> _GOAL OF THE EXERCISE_
Can you write out all of the material below, word for word?

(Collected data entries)
--*--
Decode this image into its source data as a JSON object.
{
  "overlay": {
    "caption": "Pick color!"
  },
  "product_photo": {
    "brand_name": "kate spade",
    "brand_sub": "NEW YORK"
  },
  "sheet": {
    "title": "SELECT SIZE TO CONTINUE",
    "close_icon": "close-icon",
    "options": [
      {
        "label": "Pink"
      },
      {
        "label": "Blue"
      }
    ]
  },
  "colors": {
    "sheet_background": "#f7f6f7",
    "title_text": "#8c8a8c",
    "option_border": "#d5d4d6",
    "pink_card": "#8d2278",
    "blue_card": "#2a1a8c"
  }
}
--*--
> _TASK SOLUTION_
Decode this image into its source data as a JSON object.
{
  "overlay": {
    "caption": "Pick color!"
  },
  "product_photo": {
    "brand_name": "kate spade",
    "brand_sub": "NEW YORK"
  },
  "sheet": {
    "title": "SELECT SIZE TO CONTINUE",
    "close_icon": "close-icon",
    "options": [
      {
        "label": "Pink"
      },
      {
        "label": "Blue"
      }
    ]
  },
  "colors": {
    "sheet_background": "#f7f6f7",
    "title_text": "#8c8a8c",
    "option_border": "#d5d4d6",
    "pink_card": "#8d2278",
    "blue_card": "#2a1a8c"
  }
}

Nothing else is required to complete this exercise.